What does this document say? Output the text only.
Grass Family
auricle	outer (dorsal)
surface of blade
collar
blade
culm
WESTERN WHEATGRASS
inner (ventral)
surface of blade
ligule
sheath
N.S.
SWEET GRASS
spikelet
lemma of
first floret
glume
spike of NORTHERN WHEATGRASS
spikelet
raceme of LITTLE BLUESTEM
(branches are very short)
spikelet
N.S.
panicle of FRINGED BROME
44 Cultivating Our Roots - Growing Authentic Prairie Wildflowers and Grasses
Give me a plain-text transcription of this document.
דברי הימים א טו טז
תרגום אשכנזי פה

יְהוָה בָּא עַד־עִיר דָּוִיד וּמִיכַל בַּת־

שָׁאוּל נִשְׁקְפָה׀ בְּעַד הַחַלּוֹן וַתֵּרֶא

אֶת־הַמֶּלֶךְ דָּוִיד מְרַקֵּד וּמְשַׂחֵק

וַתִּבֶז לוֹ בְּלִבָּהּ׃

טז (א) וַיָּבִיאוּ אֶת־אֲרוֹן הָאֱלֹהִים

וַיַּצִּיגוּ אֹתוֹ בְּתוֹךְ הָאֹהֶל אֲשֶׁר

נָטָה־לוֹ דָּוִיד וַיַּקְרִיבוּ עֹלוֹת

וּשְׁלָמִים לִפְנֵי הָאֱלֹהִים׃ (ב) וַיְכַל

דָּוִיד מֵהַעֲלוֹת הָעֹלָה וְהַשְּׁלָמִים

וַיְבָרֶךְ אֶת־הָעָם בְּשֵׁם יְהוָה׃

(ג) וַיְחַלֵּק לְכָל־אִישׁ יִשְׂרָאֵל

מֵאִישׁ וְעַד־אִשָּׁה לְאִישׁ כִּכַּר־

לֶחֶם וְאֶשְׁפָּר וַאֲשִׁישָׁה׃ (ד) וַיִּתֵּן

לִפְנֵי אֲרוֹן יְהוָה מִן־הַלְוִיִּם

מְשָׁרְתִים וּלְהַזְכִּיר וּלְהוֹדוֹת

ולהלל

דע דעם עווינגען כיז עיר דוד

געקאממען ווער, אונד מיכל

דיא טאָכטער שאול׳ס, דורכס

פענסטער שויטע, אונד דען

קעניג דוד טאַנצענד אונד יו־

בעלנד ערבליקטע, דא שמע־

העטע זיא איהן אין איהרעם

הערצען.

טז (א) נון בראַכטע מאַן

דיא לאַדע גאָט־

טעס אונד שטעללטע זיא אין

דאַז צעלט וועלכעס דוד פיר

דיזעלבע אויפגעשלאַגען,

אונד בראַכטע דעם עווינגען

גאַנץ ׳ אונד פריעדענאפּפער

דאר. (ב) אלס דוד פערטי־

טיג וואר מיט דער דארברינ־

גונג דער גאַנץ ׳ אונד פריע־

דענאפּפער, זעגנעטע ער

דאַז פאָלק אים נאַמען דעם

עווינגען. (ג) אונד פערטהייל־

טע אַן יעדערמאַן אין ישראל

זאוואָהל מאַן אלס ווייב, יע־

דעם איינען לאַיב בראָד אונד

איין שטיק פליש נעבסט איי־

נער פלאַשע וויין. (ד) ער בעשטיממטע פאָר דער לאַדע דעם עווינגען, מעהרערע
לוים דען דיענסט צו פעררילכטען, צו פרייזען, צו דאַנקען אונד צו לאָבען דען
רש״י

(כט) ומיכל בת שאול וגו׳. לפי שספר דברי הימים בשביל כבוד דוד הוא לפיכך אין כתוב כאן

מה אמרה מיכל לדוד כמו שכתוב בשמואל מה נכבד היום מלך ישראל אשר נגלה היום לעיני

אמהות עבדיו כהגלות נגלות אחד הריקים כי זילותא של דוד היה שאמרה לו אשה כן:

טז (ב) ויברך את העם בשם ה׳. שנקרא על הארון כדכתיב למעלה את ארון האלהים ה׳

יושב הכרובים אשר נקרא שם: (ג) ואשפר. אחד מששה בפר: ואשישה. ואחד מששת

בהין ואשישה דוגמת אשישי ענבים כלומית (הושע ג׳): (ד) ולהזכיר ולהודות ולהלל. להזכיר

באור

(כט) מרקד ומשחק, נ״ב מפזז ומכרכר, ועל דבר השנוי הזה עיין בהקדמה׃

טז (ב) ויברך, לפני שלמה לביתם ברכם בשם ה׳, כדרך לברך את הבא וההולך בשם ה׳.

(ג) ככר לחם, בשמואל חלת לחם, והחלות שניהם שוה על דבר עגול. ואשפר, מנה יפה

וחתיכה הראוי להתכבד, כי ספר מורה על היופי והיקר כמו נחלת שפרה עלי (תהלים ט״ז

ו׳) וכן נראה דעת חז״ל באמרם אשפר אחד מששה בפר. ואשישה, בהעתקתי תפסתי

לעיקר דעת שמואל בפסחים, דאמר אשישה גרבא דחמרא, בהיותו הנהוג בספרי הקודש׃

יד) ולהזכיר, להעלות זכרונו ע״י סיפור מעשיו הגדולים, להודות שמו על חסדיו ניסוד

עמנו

● **Task to carry out**: Give only the number of lines in the entries that contain "ואשפר".

● **Solution to the problem**: 2